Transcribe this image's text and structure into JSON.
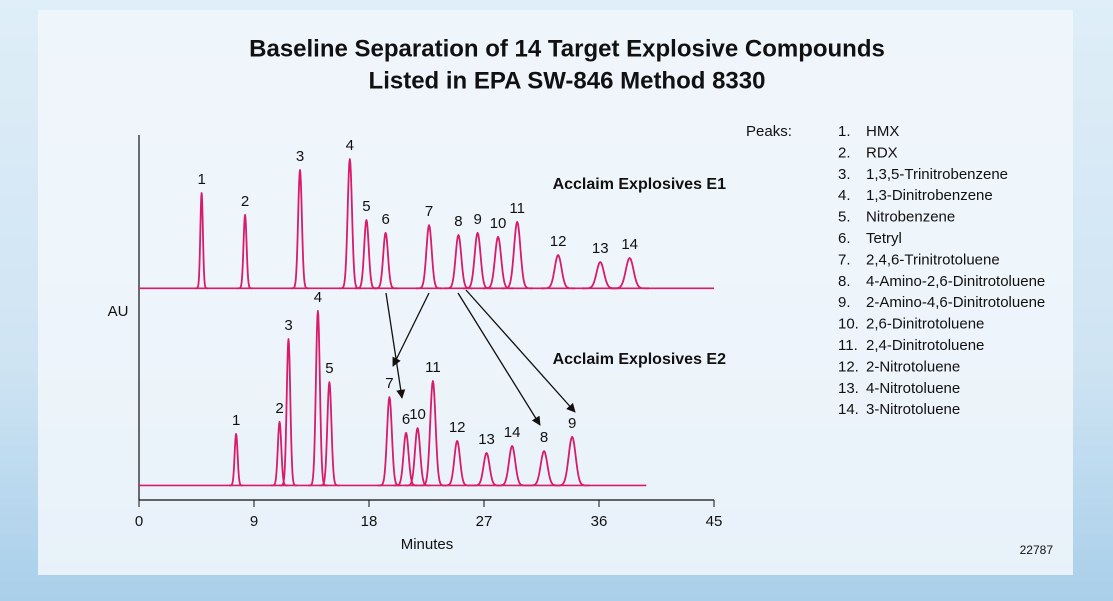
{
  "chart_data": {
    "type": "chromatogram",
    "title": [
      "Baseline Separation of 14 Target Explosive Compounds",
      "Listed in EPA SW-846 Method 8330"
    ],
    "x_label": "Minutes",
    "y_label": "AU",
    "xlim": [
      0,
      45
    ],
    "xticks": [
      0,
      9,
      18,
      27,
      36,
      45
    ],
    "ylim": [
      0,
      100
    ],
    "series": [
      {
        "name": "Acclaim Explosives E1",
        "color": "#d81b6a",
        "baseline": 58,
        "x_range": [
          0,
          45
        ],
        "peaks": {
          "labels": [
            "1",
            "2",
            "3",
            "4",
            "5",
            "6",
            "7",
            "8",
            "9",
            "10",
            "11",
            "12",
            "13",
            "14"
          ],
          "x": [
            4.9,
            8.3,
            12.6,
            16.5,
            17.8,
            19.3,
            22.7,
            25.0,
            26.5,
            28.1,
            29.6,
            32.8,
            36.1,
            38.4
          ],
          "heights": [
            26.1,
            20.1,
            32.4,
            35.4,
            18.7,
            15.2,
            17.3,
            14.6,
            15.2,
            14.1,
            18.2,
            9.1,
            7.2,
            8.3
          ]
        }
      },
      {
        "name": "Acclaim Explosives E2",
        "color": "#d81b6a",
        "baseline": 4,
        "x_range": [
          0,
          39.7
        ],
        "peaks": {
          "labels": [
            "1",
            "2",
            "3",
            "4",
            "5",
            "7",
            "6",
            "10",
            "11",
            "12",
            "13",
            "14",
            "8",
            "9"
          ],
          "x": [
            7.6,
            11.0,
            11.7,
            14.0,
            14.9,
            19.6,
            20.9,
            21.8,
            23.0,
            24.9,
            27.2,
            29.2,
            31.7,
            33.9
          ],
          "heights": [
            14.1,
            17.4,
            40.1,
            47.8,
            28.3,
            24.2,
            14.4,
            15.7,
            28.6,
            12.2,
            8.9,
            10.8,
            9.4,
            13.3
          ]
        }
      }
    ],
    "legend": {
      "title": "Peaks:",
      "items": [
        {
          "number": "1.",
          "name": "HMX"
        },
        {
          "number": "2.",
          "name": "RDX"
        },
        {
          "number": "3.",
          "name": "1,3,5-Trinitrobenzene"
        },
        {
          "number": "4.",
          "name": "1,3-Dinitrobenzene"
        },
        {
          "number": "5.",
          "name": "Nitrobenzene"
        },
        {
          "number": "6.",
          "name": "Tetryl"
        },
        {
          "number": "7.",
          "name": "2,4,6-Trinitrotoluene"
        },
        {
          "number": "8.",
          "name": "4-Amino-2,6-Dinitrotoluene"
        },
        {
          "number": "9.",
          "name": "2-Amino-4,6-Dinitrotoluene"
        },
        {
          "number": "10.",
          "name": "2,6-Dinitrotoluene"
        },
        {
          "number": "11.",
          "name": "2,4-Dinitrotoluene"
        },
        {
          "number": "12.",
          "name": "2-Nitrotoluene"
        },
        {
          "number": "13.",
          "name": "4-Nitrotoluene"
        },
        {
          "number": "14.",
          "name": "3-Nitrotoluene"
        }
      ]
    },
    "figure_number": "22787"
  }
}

--------------------------------

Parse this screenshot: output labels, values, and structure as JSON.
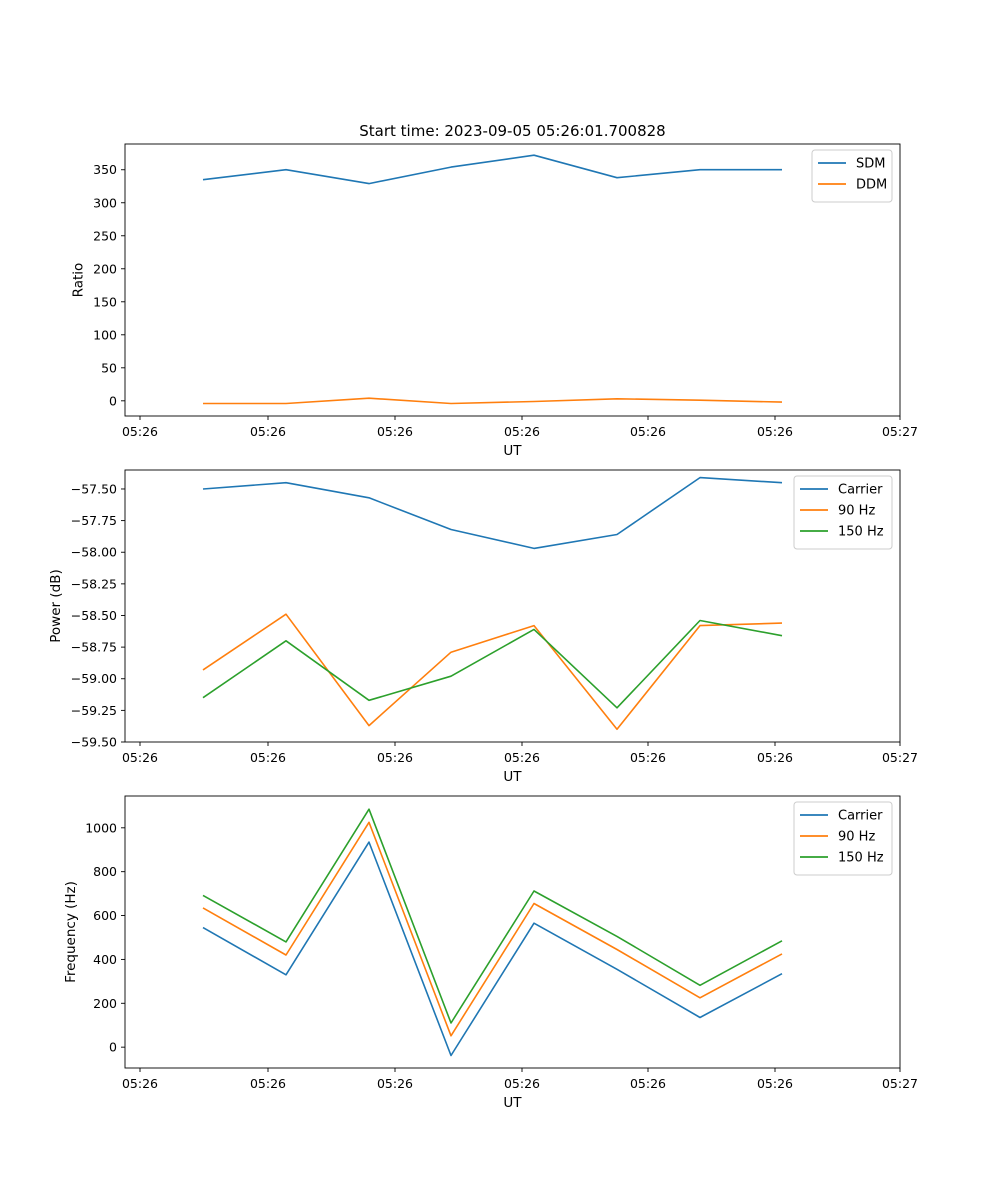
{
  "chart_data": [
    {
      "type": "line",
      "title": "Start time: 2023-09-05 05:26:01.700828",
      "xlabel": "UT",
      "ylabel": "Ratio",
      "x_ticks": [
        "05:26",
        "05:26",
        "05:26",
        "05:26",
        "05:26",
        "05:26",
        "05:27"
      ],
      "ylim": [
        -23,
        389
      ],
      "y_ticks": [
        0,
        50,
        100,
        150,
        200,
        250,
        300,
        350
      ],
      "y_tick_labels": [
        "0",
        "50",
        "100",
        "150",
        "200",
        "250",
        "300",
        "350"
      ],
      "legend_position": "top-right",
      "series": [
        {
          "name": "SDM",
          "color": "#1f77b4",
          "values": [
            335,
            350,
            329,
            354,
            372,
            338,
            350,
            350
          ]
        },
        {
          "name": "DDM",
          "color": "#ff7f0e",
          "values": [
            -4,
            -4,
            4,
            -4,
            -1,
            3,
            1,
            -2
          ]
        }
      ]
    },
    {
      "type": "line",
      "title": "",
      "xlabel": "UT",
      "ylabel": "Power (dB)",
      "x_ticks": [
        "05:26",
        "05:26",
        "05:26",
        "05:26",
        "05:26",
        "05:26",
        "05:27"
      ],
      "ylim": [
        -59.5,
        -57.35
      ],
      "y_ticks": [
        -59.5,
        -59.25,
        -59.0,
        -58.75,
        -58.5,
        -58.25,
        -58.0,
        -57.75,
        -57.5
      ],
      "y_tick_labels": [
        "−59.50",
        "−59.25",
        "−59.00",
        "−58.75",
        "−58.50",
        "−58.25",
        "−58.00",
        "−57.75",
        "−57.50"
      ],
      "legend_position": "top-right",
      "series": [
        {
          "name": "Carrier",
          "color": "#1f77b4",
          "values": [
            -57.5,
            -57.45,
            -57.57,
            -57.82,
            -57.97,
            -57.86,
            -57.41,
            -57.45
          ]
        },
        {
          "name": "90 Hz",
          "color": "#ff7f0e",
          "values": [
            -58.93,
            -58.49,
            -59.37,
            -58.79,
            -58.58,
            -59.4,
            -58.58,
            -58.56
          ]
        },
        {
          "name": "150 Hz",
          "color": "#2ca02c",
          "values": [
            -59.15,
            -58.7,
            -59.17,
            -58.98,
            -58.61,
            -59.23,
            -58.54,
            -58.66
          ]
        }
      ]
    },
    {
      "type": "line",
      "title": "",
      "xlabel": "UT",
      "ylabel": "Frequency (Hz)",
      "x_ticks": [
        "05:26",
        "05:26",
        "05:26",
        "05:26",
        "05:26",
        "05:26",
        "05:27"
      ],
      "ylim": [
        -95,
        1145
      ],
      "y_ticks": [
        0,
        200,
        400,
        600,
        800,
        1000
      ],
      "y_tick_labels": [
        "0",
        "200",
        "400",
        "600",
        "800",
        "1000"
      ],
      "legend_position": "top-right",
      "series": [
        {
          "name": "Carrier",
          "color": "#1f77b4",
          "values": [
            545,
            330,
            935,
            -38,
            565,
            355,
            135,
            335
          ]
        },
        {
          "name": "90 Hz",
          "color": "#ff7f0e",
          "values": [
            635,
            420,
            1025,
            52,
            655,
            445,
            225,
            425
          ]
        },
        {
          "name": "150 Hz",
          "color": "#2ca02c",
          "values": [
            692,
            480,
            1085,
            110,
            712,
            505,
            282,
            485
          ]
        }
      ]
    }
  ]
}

--------------------------------

Work required: Keep only the lines that hold the string "this", and copy them out.

Solution:
Transcribe this image's text and structure into JSON.
Parse this screenshot: output labels, values, and structure as JSON.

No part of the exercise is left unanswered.